■ **Record set**

⁂

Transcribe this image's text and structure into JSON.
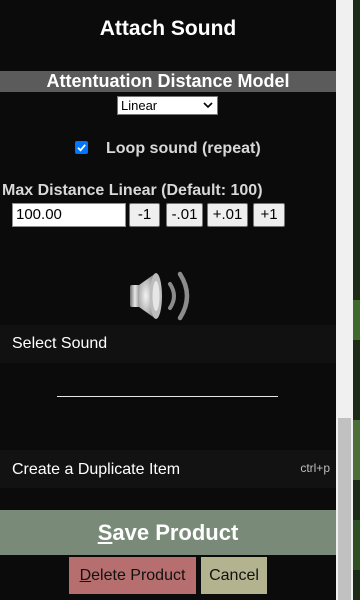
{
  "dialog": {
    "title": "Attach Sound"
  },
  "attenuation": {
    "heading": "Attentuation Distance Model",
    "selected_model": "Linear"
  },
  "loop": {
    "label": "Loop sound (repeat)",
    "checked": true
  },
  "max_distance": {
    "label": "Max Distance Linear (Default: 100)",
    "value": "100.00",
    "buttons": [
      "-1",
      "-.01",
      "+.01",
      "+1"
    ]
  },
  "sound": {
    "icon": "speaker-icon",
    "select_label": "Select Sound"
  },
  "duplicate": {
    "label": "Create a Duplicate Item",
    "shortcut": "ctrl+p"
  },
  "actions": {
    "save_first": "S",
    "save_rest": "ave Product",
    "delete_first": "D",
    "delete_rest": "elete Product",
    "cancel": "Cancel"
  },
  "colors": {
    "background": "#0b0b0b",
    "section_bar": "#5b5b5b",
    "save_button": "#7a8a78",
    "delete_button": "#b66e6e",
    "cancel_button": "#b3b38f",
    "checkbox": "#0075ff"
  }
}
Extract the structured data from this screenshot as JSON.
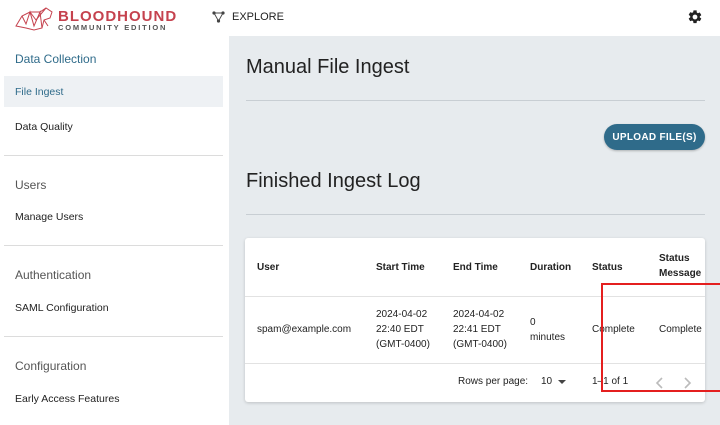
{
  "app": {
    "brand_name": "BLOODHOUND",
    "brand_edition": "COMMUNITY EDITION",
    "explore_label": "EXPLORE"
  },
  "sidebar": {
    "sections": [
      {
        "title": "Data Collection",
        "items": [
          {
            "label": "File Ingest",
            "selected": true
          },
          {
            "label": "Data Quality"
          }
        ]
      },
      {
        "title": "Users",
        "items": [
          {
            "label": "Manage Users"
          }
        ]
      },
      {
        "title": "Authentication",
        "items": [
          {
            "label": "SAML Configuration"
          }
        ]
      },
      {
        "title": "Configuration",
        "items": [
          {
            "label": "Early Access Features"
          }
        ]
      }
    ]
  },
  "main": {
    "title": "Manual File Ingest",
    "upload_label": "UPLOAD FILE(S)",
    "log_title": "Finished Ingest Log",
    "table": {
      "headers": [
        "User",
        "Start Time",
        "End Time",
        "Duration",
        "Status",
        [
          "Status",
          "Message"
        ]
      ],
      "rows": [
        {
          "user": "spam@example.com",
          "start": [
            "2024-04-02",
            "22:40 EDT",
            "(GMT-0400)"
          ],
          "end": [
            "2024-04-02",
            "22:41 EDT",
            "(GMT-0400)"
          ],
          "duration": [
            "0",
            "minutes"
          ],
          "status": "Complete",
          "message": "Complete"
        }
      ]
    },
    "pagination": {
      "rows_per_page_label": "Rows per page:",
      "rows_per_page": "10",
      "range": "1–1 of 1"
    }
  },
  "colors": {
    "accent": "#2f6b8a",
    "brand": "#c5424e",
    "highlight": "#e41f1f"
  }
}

⁂

■ **Stated task**
Copy every record above exactly, leaving out the pictures.

■ **Correct response**
Transcribe this image's text and structure into JSON.
{
  "dialog": {
    "title": "Attach Sound"
  },
  "attenuation": {
    "heading": "Attentuation Distance Model",
    "selected_model": "Linear"
  },
  "loop": {
    "label": "Loop sound (repeat)",
    "checked": true
  },
  "max_distance": {
    "label": "Max Distance Linear (Default: 100)",
    "value": "100.00",
    "buttons": [
      "-1",
      "-.01",
      "+.01",
      "+1"
    ]
  },
  "sound": {
    "icon": "speaker-icon",
    "select_label": "Select Sound"
  },
  "duplicate": {
    "label": "Create a Duplicate Item",
    "shortcut": "ctrl+p"
  },
  "actions": {
    "save_first": "S",
    "save_rest": "ave Product",
    "delete_first": "D",
    "delete_rest": "elete Product",
    "cancel": "Cancel"
  },
  "colors": {
    "background": "#0b0b0b",
    "section_bar": "#5b5b5b",
    "save_button": "#7a8a78",
    "delete_button": "#b66e6e",
    "cancel_button": "#b3b38f",
    "checkbox": "#0075ff"
  }
}
Extract the structured data from this screenshot as JSON.
{
  "app": {
    "brand_name": "BLOODHOUND",
    "brand_edition": "COMMUNITY EDITION",
    "explore_label": "EXPLORE"
  },
  "sidebar": {
    "sections": [
      {
        "title": "Data Collection",
        "items": [
          {
            "label": "File Ingest",
            "selected": true
          },
          {
            "label": "Data Quality"
          }
        ]
      },
      {
        "title": "Users",
        "items": [
          {
            "label": "Manage Users"
          }
        ]
      },
      {
        "title": "Authentication",
        "items": [
          {
            "label": "SAML Configuration"
          }
        ]
      },
      {
        "title": "Configuration",
        "items": [
          {
            "label": "Early Access Features"
          }
        ]
      }
    ]
  },
  "main": {
    "title": "Manual File Ingest",
    "upload_label": "UPLOAD FILE(S)",
    "log_title": "Finished Ingest Log",
    "table": {
      "headers": [
        "User",
        "Start Time",
        "End Time",
        "Duration",
        "Status",
        [
          "Status",
          "Message"
        ]
      ],
      "rows": [
        {
          "user": "spam@example.com",
          "start": [
            "2024-04-02",
            "22:40 EDT",
            "(GMT-0400)"
          ],
          "end": [
            "2024-04-02",
            "22:41 EDT",
            "(GMT-0400)"
          ],
          "duration": [
            "0",
            "minutes"
          ],
          "status": "Complete",
          "message": "Complete"
        }
      ]
    },
    "pagination": {
      "rows_per_page_label": "Rows per page:",
      "rows_per_page": "10",
      "range": "1–1 of 1"
    }
  },
  "colors": {
    "accent": "#2f6b8a",
    "brand": "#c5424e",
    "highlight": "#e41f1f"
  }
}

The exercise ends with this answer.